▶ _LISTED ENTRIES_:
+-------+
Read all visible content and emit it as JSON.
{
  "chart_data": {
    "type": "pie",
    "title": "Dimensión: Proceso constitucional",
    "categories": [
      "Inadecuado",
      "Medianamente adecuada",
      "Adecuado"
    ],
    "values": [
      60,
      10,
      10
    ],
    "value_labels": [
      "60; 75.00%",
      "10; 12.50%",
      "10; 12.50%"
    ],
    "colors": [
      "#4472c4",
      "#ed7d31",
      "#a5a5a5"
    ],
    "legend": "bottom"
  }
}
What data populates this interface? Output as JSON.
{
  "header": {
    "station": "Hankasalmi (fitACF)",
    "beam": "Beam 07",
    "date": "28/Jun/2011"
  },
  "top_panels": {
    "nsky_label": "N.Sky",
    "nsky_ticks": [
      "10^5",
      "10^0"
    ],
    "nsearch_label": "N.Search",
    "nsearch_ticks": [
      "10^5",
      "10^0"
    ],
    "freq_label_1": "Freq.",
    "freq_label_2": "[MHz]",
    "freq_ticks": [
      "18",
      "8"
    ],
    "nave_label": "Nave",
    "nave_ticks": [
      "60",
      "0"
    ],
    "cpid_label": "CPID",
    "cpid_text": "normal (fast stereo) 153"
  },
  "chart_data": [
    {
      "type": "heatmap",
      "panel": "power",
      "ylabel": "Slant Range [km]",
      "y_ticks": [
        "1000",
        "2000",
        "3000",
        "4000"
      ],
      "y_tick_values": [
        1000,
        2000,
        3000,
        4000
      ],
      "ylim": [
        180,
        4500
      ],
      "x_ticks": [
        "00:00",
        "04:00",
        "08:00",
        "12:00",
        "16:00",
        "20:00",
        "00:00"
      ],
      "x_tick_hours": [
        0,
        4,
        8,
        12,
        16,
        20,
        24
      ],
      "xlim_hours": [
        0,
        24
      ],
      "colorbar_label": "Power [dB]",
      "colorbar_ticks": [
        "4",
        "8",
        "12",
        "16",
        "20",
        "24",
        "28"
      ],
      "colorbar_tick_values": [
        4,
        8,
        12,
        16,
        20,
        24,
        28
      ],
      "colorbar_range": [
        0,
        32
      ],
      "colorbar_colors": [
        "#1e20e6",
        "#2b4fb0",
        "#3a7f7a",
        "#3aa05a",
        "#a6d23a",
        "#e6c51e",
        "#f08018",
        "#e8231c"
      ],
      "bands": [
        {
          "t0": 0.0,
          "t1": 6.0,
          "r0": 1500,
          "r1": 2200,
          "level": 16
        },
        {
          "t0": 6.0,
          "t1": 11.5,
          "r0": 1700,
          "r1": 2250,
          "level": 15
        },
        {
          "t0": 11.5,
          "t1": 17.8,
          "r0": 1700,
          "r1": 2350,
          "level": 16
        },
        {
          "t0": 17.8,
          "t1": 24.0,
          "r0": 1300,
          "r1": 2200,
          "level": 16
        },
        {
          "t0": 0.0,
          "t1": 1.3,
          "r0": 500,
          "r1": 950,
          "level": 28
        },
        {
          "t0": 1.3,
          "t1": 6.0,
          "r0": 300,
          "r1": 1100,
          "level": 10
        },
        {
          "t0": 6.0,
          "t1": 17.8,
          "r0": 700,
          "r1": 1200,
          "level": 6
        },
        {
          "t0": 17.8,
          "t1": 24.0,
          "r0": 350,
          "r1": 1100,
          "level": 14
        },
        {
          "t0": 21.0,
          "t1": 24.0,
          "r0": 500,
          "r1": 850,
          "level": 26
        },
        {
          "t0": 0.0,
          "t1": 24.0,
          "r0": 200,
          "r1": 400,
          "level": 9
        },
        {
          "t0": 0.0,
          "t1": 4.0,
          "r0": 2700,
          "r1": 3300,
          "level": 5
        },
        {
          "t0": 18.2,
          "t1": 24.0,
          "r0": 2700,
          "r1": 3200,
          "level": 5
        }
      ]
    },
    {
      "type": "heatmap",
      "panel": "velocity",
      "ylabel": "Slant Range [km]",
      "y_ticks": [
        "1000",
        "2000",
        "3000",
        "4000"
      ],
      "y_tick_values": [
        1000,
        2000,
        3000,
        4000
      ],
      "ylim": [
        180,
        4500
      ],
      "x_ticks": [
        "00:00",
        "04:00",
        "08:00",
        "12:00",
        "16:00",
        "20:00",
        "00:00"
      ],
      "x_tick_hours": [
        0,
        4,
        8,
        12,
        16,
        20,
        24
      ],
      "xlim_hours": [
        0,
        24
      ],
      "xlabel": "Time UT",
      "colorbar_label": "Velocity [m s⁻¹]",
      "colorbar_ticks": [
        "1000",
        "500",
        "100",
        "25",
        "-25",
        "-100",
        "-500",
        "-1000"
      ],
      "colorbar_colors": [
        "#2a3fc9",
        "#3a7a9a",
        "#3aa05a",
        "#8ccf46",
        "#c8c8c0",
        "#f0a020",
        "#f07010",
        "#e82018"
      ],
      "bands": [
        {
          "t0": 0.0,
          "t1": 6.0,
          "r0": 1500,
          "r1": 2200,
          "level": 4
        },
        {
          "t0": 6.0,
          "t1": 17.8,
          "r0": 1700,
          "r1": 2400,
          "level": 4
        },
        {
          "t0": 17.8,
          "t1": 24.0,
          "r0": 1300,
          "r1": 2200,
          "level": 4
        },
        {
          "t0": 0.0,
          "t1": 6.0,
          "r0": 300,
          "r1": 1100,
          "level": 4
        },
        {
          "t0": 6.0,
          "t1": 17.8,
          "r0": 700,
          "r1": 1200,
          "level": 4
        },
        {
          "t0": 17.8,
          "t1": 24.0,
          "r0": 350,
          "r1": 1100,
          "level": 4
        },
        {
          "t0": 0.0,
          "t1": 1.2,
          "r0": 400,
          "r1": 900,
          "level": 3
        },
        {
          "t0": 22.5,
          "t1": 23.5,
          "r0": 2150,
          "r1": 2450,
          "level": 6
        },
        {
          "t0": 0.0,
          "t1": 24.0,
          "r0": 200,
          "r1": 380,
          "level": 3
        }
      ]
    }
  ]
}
+-------+
Produce an exact copy of the whole listing.

▶ _RIGHT ANSWER_:
Read all visible content and emit it as JSON.
{
  "chart_data": {
    "type": "pie",
    "title": "Dimensión: Proceso constitucional",
    "categories": [
      "Inadecuado",
      "Medianamente adecuada",
      "Adecuado"
    ],
    "values": [
      60,
      10,
      10
    ],
    "value_labels": [
      "60; 75.00%",
      "10; 12.50%",
      "10; 12.50%"
    ],
    "colors": [
      "#4472c4",
      "#ed7d31",
      "#a5a5a5"
    ],
    "legend": "bottom"
  }
}
What data populates this interface? Output as JSON.
{
  "header": {
    "station": "Hankasalmi (fitACF)",
    "beam": "Beam 07",
    "date": "28/Jun/2011"
  },
  "top_panels": {
    "nsky_label": "N.Sky",
    "nsky_ticks": [
      "10^5",
      "10^0"
    ],
    "nsearch_label": "N.Search",
    "nsearch_ticks": [
      "10^5",
      "10^0"
    ],
    "freq_label_1": "Freq.",
    "freq_label_2": "[MHz]",
    "freq_ticks": [
      "18",
      "8"
    ],
    "nave_label": "Nave",
    "nave_ticks": [
      "60",
      "0"
    ],
    "cpid_label": "CPID",
    "cpid_text": "normal (fast stereo) 153"
  },
  "chart_data": [
    {
      "type": "heatmap",
      "panel": "power",
      "ylabel": "Slant Range [km]",
      "y_ticks": [
        "1000",
        "2000",
        "3000",
        "4000"
      ],
      "y_tick_values": [
        1000,
        2000,
        3000,
        4000
      ],
      "ylim": [
        180,
        4500
      ],
      "x_ticks": [
        "00:00",
        "04:00",
        "08:00",
        "12:00",
        "16:00",
        "20:00",
        "00:00"
      ],
      "x_tick_hours": [
        0,
        4,
        8,
        12,
        16,
        20,
        24
      ],
      "xlim_hours": [
        0,
        24
      ],
      "colorbar_label": "Power [dB]",
      "colorbar_ticks": [
        "4",
        "8",
        "12",
        "16",
        "20",
        "24",
        "28"
      ],
      "colorbar_tick_values": [
        4,
        8,
        12,
        16,
        20,
        24,
        28
      ],
      "colorbar_range": [
        0,
        32
      ],
      "colorbar_colors": [
        "#1e20e6",
        "#2b4fb0",
        "#3a7f7a",
        "#3aa05a",
        "#a6d23a",
        "#e6c51e",
        "#f08018",
        "#e8231c"
      ],
      "bands": [
        {
          "t0": 0.0,
          "t1": 6.0,
          "r0": 1500,
          "r1": 2200,
          "level": 16
        },
        {
          "t0": 6.0,
          "t1": 11.5,
          "r0": 1700,
          "r1": 2250,
          "level": 15
        },
        {
          "t0": 11.5,
          "t1": 17.8,
          "r0": 1700,
          "r1": 2350,
          "level": 16
        },
        {
          "t0": 17.8,
          "t1": 24.0,
          "r0": 1300,
          "r1": 2200,
          "level": 16
        },
        {
          "t0": 0.0,
          "t1": 1.3,
          "r0": 500,
          "r1": 950,
          "level": 28
        },
        {
          "t0": 1.3,
          "t1": 6.0,
          "r0": 300,
          "r1": 1100,
          "level": 10
        },
        {
          "t0": 6.0,
          "t1": 17.8,
          "r0": 700,
          "r1": 1200,
          "level": 6
        },
        {
          "t0": 17.8,
          "t1": 24.0,
          "r0": 350,
          "r1": 1100,
          "level": 14
        },
        {
          "t0": 21.0,
          "t1": 24.0,
          "r0": 500,
          "r1": 850,
          "level": 26
        },
        {
          "t0": 0.0,
          "t1": 24.0,
          "r0": 200,
          "r1": 400,
          "level": 9
        },
        {
          "t0": 0.0,
          "t1": 4.0,
          "r0": 2700,
          "r1": 3300,
          "level": 5
        },
        {
          "t0": 18.2,
          "t1": 24.0,
          "r0": 2700,
          "r1": 3200,
          "level": 5
        }
      ]
    },
    {
      "type": "heatmap",
      "panel": "velocity",
      "ylabel": "Slant Range [km]",
      "y_ticks": [
        "1000",
        "2000",
        "3000",
        "4000"
      ],
      "y_tick_values": [
        1000,
        2000,
        3000,
        4000
      ],
      "ylim": [
        180,
        4500
      ],
      "x_ticks": [
        "00:00",
        "04:00",
        "08:00",
        "12:00",
        "16:00",
        "20:00",
        "00:00"
      ],
      "x_tick_hours": [
        0,
        4,
        8,
        12,
        16,
        20,
        24
      ],
      "xlim_hours": [
        0,
        24
      ],
      "xlabel": "Time UT",
      "colorbar_label": "Velocity [m s⁻¹]",
      "colorbar_ticks": [
        "1000",
        "500",
        "100",
        "25",
        "-25",
        "-100",
        "-500",
        "-1000"
      ],
      "colorbar_colors": [
        "#2a3fc9",
        "#3a7a9a",
        "#3aa05a",
        "#8ccf46",
        "#c8c8c0",
        "#f0a020",
        "#f07010",
        "#e82018"
      ],
      "bands": [
        {
          "t0": 0.0,
          "t1": 6.0,
          "r0": 1500,
          "r1": 2200,
          "level": 4
        },
        {
          "t0": 6.0,
          "t1": 17.8,
          "r0": 1700,
          "r1": 2400,
          "level": 4
        },
        {
          "t0": 17.8,
          "t1": 24.0,
          "r0": 1300,
          "r1": 2200,
          "level": 4
        },
        {
          "t0": 0.0,
          "t1": 6.0,
          "r0": 300,
          "r1": 1100,
          "level": 4
        },
        {
          "t0": 6.0,
          "t1": 17.8,
          "r0": 700,
          "r1": 1200,
          "level": 4
        },
        {
          "t0": 17.8,
          "t1": 24.0,
          "r0": 350,
          "r1": 1100,
          "level": 4
        },
        {
          "t0": 0.0,
          "t1": 1.2,
          "r0": 400,
          "r1": 900,
          "level": 3
        },
        {
          "t0": 22.5,
          "t1": 23.5,
          "r0": 2150,
          "r1": 2450,
          "level": 6
        },
        {
          "t0": 0.0,
          "t1": 24.0,
          "r0": 200,
          "r1": 380,
          "level": 3
        }
      ]
    }
  ]
}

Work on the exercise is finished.